**** Source extract ****

With the stock market still merrily rolling through its gut-wrenching days, I need my 8 hours of sleep more than ever these days. For that reason, it’s usually “lights out” in my house before 11:00 PM.
But not last night.
I was more than willing to give up a few winks to watch The Daily Show to see Jon Stewart take on Jim Cramer. Terrific late-night theater.
For the record, I’m not a huge Cramer fan, stemming from some limited interaction I had with him when I wrote for TheStreet.com. But whether he succeeds or not, I do think he genuinely tries to do a good job for his readers and viewers.
Cramer is renowned for being loud, brash, and boisterous. So it was astonishing to see him sitting there like a scolded child, with none of his usual bravado.
He certainly deserves credit for having the guts to show up - it couldn’t have been easy for him. Earlier this week, he even wrote that he was “scared.” And it was pretty evident. It looked to me like he’d come straight from an all-day crisis management media training session, where he was told to apologize, not act defensive, and promise to do better next time.
I’m a big fan of The Daily Show, but in this case, I felt Jon Stewart’s wrath was completely misplaced…
You Want Me To Be Responsible? But That’s No Fun…
We’ve all been offered lots of things that seem great at the time… but which really aren’t good for us. For example, if a friend offers me a double shot of Jameson’s at 2:00 AM, I (usually) have the sense to turn it down.
Whether we’re talking about a shot of whisky, a second helping of dessert, or a zero-down, interest-only mortgage, people have to take responsibility for their decisions and live with the consequences.
Some folks might respond by asking: So why were lenders offering $600,000 mortgages to people who were making $25,000 a year?

**** Entries provided ****

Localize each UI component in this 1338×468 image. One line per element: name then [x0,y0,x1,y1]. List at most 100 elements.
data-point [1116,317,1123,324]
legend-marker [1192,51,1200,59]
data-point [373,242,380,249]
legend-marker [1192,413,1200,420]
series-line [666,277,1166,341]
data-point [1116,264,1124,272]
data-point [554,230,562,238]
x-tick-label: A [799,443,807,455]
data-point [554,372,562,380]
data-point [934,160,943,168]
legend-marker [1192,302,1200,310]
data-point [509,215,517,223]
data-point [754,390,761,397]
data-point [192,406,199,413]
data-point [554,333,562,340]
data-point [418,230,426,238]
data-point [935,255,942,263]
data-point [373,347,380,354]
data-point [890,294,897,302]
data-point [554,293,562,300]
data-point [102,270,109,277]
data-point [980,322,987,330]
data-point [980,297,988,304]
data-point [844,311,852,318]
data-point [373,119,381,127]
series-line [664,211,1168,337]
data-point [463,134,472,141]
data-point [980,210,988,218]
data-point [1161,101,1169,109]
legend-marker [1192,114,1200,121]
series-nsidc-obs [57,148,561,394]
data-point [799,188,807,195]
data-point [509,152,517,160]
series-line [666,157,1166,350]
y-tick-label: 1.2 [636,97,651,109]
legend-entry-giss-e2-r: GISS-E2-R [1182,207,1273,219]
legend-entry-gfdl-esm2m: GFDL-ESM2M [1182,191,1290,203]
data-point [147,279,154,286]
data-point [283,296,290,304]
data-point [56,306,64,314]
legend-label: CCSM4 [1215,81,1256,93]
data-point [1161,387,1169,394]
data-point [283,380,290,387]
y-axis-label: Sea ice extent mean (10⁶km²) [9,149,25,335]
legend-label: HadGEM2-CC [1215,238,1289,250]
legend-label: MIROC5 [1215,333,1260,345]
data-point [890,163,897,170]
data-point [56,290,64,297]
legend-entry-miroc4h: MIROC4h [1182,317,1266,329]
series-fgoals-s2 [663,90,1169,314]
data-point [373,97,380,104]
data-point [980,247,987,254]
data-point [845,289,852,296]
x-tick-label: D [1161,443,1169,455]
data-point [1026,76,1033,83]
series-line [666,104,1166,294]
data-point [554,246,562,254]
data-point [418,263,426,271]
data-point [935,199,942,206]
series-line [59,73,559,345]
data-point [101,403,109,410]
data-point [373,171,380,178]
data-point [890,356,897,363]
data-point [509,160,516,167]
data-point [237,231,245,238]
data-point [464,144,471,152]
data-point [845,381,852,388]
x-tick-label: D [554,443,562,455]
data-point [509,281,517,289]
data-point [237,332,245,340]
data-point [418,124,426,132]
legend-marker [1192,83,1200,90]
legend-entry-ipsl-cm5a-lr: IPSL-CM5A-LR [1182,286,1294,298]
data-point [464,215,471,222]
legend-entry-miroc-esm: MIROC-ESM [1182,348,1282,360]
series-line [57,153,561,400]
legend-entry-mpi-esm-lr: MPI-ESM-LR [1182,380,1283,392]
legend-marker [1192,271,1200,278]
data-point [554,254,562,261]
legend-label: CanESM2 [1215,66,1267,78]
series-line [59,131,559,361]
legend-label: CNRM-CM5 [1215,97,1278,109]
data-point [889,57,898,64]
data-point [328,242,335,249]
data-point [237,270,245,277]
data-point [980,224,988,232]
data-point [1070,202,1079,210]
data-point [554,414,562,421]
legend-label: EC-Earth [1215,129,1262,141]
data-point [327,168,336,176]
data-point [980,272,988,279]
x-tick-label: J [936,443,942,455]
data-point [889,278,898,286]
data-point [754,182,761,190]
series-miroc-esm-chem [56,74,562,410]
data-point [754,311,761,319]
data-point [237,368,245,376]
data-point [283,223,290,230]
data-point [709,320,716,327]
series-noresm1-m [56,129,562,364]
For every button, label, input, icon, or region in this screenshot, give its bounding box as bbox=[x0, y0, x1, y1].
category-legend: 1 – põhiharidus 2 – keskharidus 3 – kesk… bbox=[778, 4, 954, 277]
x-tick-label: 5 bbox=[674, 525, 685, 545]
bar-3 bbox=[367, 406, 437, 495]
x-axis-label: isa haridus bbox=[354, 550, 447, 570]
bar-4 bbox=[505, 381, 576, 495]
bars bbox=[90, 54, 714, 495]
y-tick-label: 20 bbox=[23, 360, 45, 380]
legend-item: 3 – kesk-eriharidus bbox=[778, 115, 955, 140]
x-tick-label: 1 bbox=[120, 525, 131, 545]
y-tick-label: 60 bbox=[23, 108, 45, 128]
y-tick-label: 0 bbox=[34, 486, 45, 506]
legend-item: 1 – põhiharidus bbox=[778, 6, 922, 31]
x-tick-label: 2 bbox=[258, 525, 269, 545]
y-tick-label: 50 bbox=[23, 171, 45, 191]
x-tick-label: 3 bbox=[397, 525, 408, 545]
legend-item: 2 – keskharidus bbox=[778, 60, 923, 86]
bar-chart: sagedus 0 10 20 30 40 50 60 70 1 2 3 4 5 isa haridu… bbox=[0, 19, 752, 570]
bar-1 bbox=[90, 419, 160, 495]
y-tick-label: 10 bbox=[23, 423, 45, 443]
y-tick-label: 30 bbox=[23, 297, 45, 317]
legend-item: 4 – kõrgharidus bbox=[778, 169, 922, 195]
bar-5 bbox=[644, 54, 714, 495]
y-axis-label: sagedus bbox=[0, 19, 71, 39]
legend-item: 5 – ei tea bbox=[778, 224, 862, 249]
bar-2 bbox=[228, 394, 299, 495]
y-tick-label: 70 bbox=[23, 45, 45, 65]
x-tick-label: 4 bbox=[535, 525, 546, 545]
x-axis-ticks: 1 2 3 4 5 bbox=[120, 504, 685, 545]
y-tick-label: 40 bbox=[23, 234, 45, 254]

****

Set tasks ▸
1) According to the Stewart–Cramer post, why isn't the writer a huge Cramer fan?
2) Swap "series-line" for "trend-line" in everything from the start of the records down to the line containing "legend-entry-giss-e2-r: GISS-E2-R [1182,207,1273,219]", leaving all else unchanged.

Exercise answers ▸
1) The writer's view stems from some limited interaction with Cramer while writing for TheStreet.com.

2)
Localize each UI component in this 1338×468 image. One line per element: name then [x0,y0,x1,y1]. List at most 100 elements.
data-point [1116,317,1123,324]
legend-marker [1192,51,1200,59]
data-point [373,242,380,249]
legend-marker [1192,413,1200,420]
trend-line [666,277,1166,341]
data-point [1116,264,1124,272]
data-point [554,230,562,238]
x-tick-label: A [799,443,807,455]
data-point [554,372,562,380]
data-point [934,160,943,168]
legend-marker [1192,302,1200,310]
data-point [509,215,517,223]
data-point [754,390,761,397]
data-point [192,406,199,413]
data-point [554,333,562,340]
data-point [418,230,426,238]
data-point [935,255,942,263]
data-point [373,347,380,354]
data-point [890,294,897,302]
data-point [554,293,562,300]
data-point [102,270,109,277]
data-point [980,322,987,330]
data-point [980,297,988,304]
data-point [844,311,852,318]
data-point [373,119,381,127]
trend-line [664,211,1168,337]
data-point [463,134,472,141]
data-point [980,210,988,218]
data-point [1161,101,1169,109]
legend-marker [1192,114,1200,121]
series-nsidc-obs [57,148,561,394]
data-point [799,188,807,195]
data-point [509,152,517,160]
trend-line [666,157,1166,350]
y-tick-label: 1.2 [636,97,651,109]
legend-entry-giss-e2-r: GISS-E2-R [1182,207,1273,219]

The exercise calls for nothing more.